### ABOUT THIS TASK
The records are to be restated in their entirety, word for word.

### INFORMATION GIVEN
....

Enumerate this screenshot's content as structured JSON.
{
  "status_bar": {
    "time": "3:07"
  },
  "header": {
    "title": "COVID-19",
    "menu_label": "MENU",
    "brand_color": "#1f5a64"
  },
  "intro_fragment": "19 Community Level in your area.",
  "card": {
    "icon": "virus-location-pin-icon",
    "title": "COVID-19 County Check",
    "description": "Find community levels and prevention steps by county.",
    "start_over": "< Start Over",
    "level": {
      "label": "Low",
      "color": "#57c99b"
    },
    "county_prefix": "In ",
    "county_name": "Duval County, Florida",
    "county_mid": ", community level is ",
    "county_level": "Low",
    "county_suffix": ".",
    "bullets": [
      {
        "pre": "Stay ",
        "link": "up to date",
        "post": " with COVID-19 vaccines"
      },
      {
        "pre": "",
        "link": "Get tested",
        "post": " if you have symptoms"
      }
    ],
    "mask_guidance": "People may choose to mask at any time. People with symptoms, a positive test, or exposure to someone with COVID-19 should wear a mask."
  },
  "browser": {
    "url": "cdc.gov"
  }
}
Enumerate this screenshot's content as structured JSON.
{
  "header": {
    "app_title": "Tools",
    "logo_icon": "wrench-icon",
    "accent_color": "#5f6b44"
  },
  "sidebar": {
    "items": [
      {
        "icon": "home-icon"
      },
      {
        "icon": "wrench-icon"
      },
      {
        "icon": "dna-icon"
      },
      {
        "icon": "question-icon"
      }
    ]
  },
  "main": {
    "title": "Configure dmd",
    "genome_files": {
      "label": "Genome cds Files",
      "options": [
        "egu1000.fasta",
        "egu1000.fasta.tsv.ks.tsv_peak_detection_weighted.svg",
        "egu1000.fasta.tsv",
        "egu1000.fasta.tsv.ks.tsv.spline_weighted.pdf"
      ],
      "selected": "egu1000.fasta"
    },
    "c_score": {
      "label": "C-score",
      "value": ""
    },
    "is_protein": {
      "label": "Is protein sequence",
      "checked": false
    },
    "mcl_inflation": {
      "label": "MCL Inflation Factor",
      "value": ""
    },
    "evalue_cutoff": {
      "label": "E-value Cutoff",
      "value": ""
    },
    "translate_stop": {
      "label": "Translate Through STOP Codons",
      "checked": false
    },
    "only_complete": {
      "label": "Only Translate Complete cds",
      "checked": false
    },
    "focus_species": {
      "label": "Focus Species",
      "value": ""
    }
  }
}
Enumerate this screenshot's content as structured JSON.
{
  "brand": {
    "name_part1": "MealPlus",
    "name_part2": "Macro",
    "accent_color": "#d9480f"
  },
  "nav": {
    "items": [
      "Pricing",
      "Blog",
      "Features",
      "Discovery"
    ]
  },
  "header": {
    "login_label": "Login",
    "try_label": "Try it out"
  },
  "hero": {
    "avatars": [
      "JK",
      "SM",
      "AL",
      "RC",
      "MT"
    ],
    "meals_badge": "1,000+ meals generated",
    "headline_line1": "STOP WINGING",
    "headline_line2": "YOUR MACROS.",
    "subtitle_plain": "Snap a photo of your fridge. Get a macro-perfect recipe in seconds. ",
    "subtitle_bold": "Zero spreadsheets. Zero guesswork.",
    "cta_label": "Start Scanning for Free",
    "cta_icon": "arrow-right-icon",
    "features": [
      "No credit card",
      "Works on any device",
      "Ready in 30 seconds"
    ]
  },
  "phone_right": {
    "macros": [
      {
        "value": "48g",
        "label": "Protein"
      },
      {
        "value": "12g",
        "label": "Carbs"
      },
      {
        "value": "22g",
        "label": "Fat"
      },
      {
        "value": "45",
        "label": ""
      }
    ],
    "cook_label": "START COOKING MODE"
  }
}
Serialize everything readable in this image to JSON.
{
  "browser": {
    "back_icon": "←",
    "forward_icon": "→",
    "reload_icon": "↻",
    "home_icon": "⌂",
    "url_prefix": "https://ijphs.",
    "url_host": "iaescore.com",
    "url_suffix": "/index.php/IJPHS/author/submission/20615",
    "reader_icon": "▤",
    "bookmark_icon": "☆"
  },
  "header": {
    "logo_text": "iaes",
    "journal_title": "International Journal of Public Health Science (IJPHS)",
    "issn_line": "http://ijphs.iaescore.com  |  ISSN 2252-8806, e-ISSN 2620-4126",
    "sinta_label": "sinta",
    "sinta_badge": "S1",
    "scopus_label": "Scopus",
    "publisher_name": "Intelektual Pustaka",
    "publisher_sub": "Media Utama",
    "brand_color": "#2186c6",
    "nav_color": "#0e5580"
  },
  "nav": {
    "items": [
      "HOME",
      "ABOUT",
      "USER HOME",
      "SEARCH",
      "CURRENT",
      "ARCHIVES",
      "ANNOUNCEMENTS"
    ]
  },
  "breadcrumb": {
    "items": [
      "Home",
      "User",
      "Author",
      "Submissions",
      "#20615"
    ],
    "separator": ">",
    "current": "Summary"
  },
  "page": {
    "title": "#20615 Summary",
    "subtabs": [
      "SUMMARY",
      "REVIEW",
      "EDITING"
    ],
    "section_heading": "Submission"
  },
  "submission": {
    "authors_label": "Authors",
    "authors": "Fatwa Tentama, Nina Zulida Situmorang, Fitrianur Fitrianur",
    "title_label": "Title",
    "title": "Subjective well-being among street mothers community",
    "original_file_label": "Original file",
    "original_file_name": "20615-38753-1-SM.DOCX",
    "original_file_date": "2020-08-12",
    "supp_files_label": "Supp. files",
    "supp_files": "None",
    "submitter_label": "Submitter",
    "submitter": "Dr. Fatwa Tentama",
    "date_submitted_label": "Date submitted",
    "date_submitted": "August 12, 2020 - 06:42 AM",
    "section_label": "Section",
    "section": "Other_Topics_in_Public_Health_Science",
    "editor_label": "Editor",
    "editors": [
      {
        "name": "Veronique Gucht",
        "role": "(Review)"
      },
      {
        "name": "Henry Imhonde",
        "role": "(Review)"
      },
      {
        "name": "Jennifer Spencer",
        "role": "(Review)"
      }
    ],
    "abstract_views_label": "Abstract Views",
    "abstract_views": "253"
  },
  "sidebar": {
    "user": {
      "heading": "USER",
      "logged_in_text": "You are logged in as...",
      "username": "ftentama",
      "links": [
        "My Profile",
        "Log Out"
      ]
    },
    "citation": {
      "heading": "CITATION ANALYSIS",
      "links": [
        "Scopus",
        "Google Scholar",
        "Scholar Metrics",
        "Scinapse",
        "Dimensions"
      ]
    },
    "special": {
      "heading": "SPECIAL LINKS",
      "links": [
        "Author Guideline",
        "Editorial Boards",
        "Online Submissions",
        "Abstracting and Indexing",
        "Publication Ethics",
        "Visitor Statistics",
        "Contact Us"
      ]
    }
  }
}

....

### ANSWER SPACE
Enumerate this screenshot's content as structured JSON.
{
  "status_bar": {
    "time": "3:07"
  },
  "header": {
    "title": "COVID-19",
    "menu_label": "MENU",
    "brand_color": "#1f5a64"
  },
  "intro_fragment": "19 Community Level in your area.",
  "card": {
    "icon": "virus-location-pin-icon",
    "title": "COVID-19 County Check",
    "description": "Find community levels and prevention steps by county.",
    "start_over": "< Start Over",
    "level": {
      "label": "Low",
      "color": "#57c99b"
    },
    "county_prefix": "In ",
    "county_name": "Duval County, Florida",
    "county_mid": ", community level is ",
    "county_level": "Low",
    "county_suffix": ".",
    "bullets": [
      {
        "pre": "Stay ",
        "link": "up to date",
        "post": " with COVID-19 vaccines"
      },
      {
        "pre": "",
        "link": "Get tested",
        "post": " if you have symptoms"
      }
    ],
    "mask_guidance": "People may choose to mask at any time. People with symptoms, a positive test, or exposure to someone with COVID-19 should wear a mask."
  },
  "browser": {
    "url": "cdc.gov"
  }
}
Enumerate this screenshot's content as structured JSON.
{
  "header": {
    "app_title": "Tools",
    "logo_icon": "wrench-icon",
    "accent_color": "#5f6b44"
  },
  "sidebar": {
    "items": [
      {
        "icon": "home-icon"
      },
      {
        "icon": "wrench-icon"
      },
      {
        "icon": "dna-icon"
      },
      {
        "icon": "question-icon"
      }
    ]
  },
  "main": {
    "title": "Configure dmd",
    "genome_files": {
      "label": "Genome cds Files",
      "options": [
        "egu1000.fasta",
        "egu1000.fasta.tsv.ks.tsv_peak_detection_weighted.svg",
        "egu1000.fasta.tsv",
        "egu1000.fasta.tsv.ks.tsv.spline_weighted.pdf"
      ],
      "selected": "egu1000.fasta"
    },
    "c_score": {
      "label": "C-score",
      "value": ""
    },
    "is_protein": {
      "label": "Is protein sequence",
      "checked": false
    },
    "mcl_inflation": {
      "label": "MCL Inflation Factor",
      "value": ""
    },
    "evalue_cutoff": {
      "label": "E-value Cutoff",
      "value": ""
    },
    "translate_stop": {
      "label": "Translate Through STOP Codons",
      "checked": false
    },
    "only_complete": {
      "label": "Only Translate Complete cds",
      "checked": false
    },
    "focus_species": {
      "label": "Focus Species",
      "value": ""
    }
  }
}
Enumerate this screenshot's content as structured JSON.
{
  "brand": {
    "name_part1": "MealPlus",
    "name_part2": "Macro",
    "accent_color": "#d9480f"
  },
  "nav": {
    "items": [
      "Pricing",
      "Blog",
      "Features",
      "Discovery"
    ]
  },
  "header": {
    "login_label": "Login",
    "try_label": "Try it out"
  },
  "hero": {
    "avatars": [
      "JK",
      "SM",
      "AL",
      "RC",
      "MT"
    ],
    "meals_badge": "1,000+ meals generated",
    "headline_line1": "STOP WINGING",
    "headline_line2": "YOUR MACROS.",
    "subtitle_plain": "Snap a photo of your fridge. Get a macro-perfect recipe in seconds. ",
    "subtitle_bold": "Zero spreadsheets. Zero guesswork.",
    "cta_label": "Start Scanning for Free",
    "cta_icon": "arrow-right-icon",
    "features": [
      "No credit card",
      "Works on any device",
      "Ready in 30 seconds"
    ]
  },
  "phone_right": {
    "macros": [
      {
        "value": "48g",
        "label": "Protein"
      },
      {
        "value": "12g",
        "label": "Carbs"
      },
      {
        "value": "22g",
        "label": "Fat"
      },
      {
        "value": "45",
        "label": ""
      }
    ],
    "cook_label": "START COOKING MODE"
  }
}
Serialize everything readable in this image to JSON.
{
  "browser": {
    "back_icon": "←",
    "forward_icon": "→",
    "reload_icon": "↻",
    "home_icon": "⌂",
    "url_prefix": "https://ijphs.",
    "url_host": "iaescore.com",
    "url_suffix": "/index.php/IJPHS/author/submission/20615",
    "reader_icon": "▤",
    "bookmark_icon": "☆"
  },
  "header": {
    "logo_text": "iaes",
    "journal_title": "International Journal of Public Health Science (IJPHS)",
    "issn_line": "http://ijphs.iaescore.com  |  ISSN 2252-8806, e-ISSN 2620-4126",
    "sinta_label": "sinta",
    "sinta_badge": "S1",
    "scopus_label": "Scopus",
    "publisher_name": "Intelektual Pustaka",
    "publisher_sub": "Media Utama",
    "brand_color": "#2186c6",
    "nav_color": "#0e5580"
  },
  "nav": {
    "items": [
      "HOME",
      "ABOUT",
      "USER HOME",
      "SEARCH",
      "CURRENT",
      "ARCHIVES",
      "ANNOUNCEMENTS"
    ]
  },
  "breadcrumb": {
    "items": [
      "Home",
      "User",
      "Author",
      "Submissions",
      "#20615"
    ],
    "separator": ">",
    "current": "Summary"
  },
  "page": {
    "title": "#20615 Summary",
    "subtabs": [
      "SUMMARY",
      "REVIEW",
      "EDITING"
    ],
    "section_heading": "Submission"
  },
  "submission": {
    "authors_label": "Authors",
    "authors": "Fatwa Tentama, Nina Zulida Situmorang, Fitrianur Fitrianur",
    "title_label": "Title",
    "title": "Subjective well-being among street mothers community",
    "original_file_label": "Original file",
    "original_file_name": "20615-38753-1-SM.DOCX",
    "original_file_date": "2020-08-12",
    "supp_files_label": "Supp. files",
    "supp_files": "None",
    "submitter_label": "Submitter",
    "submitter": "Dr. Fatwa Tentama",
    "date_submitted_label": "Date submitted",
    "date_submitted": "August 12, 2020 - 06:42 AM",
    "section_label": "Section",
    "section": "Other_Topics_in_Public_Health_Science",
    "editor_label": "Editor",
    "editors": [
      {
        "name": "Veronique Gucht",
        "role": "(Review)"
      },
      {
        "name": "Henry Imhonde",
        "role": "(Review)"
      },
      {
        "name": "Jennifer Spencer",
        "role": "(Review)"
      }
    ],
    "abstract_views_label": "Abstract Views",
    "abstract_views": "253"
  },
  "sidebar": {
    "user": {
      "heading": "USER",
      "logged_in_text": "You are logged in as...",
      "username": "ftentama",
      "links": [
        "My Profile",
        "Log Out"
      ]
    },
    "citation": {
      "heading": "CITATION ANALYSIS",
      "links": [
        "Scopus",
        "Google Scholar",
        "Scholar Metrics",
        "Scinapse",
        "Dimensions"
      ]
    },
    "special": {
      "heading": "SPECIAL LINKS",
      "links": [
        "Author Guideline",
        "Editorial Boards",
        "Online Submissions",
        "Abstracting and Indexing",
        "Publication Ethics",
        "Visitor Statistics",
        "Contact Us"
      ]
    }
  }
}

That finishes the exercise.